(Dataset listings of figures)
^^^^^^^^

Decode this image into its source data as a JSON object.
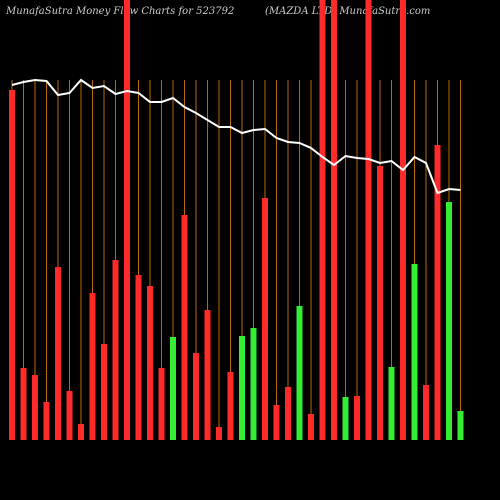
{
  "chart_data": {
    "type": "bar",
    "title": "MunafaSutra  Money Flow  Charts for 523792",
    "subtitle": "(MAZDA LTD) MunafaSutra.com",
    "ylim": [
      0,
      440
    ],
    "values": [
      350,
      72,
      65,
      38,
      173,
      49,
      16,
      147,
      96,
      180,
      440,
      165,
      154,
      72,
      103,
      225,
      87,
      130,
      13,
      68,
      104,
      112,
      242,
      35,
      53,
      134,
      26,
      440,
      440,
      43,
      44,
      440,
      274,
      73,
      440,
      176,
      55,
      295,
      238,
      29
    ],
    "colors": [
      "#ff2a2a",
      "#ff2a2a",
      "#ff2a2a",
      "#ff2a2a",
      "#ff2a2a",
      "#ff2a2a",
      "#ff2a2a",
      "#ff2a2a",
      "#ff2a2a",
      "#ff2a2a",
      "#ff2a2a",
      "#ff2a2a",
      "#ff2a2a",
      "#ff2a2a",
      "#33ee33",
      "#ff2a2a",
      "#ff2a2a",
      "#ff2a2a",
      "#ff2a2a",
      "#ff2a2a",
      "#33ee33",
      "#33ee33",
      "#ff2a2a",
      "#ff2a2a",
      "#ff2a2a",
      "#33ee33",
      "#ff2a2a",
      "#ff2a2a",
      "#ff2a2a",
      "#33ee33",
      "#ff2a2a",
      "#ff2a2a",
      "#ff2a2a",
      "#33ee33",
      "#ff2a2a",
      "#33ee33",
      "#ff2a2a",
      "#ff2a2a",
      "#33ee33",
      "#33ee33"
    ],
    "line": {
      "color": "#ffffff",
      "values": [
        355,
        358,
        360,
        359,
        345,
        347,
        360,
        352,
        354,
        346,
        349,
        347,
        338,
        338,
        342,
        333,
        327,
        320,
        313,
        313,
        307,
        310,
        311,
        302,
        298,
        297,
        292,
        283,
        275,
        284,
        282,
        281,
        277,
        279,
        270,
        283,
        277,
        247,
        251,
        250
      ]
    },
    "grid_color": "#b8680a"
  }
}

^^^^^^^^

EXERCISE: Write out the listing above again, exactly, but with no pictures in the copy.

EXERCISE RESPONSE:
Decode this image into its source data as a JSON object.
{
  "chart_data": {
    "type": "bar",
    "title": "MunafaSutra  Money Flow  Charts for 523792",
    "subtitle": "(MAZDA LTD) MunafaSutra.com",
    "ylim": [
      0,
      440
    ],
    "values": [
      350,
      72,
      65,
      38,
      173,
      49,
      16,
      147,
      96,
      180,
      440,
      165,
      154,
      72,
      103,
      225,
      87,
      130,
      13,
      68,
      104,
      112,
      242,
      35,
      53,
      134,
      26,
      440,
      440,
      43,
      44,
      440,
      274,
      73,
      440,
      176,
      55,
      295,
      238,
      29
    ],
    "colors": [
      "#ff2a2a",
      "#ff2a2a",
      "#ff2a2a",
      "#ff2a2a",
      "#ff2a2a",
      "#ff2a2a",
      "#ff2a2a",
      "#ff2a2a",
      "#ff2a2a",
      "#ff2a2a",
      "#ff2a2a",
      "#ff2a2a",
      "#ff2a2a",
      "#ff2a2a",
      "#33ee33",
      "#ff2a2a",
      "#ff2a2a",
      "#ff2a2a",
      "#ff2a2a",
      "#ff2a2a",
      "#33ee33",
      "#33ee33",
      "#ff2a2a",
      "#ff2a2a",
      "#ff2a2a",
      "#33ee33",
      "#ff2a2a",
      "#ff2a2a",
      "#ff2a2a",
      "#33ee33",
      "#ff2a2a",
      "#ff2a2a",
      "#ff2a2a",
      "#33ee33",
      "#ff2a2a",
      "#33ee33",
      "#ff2a2a",
      "#ff2a2a",
      "#33ee33",
      "#33ee33"
    ],
    "line": {
      "color": "#ffffff",
      "values": [
        355,
        358,
        360,
        359,
        345,
        347,
        360,
        352,
        354,
        346,
        349,
        347,
        338,
        338,
        342,
        333,
        327,
        320,
        313,
        313,
        307,
        310,
        311,
        302,
        298,
        297,
        292,
        283,
        275,
        284,
        282,
        281,
        277,
        279,
        270,
        283,
        277,
        247,
        251,
        250
      ]
    },
    "grid_color": "#b8680a"
  }
}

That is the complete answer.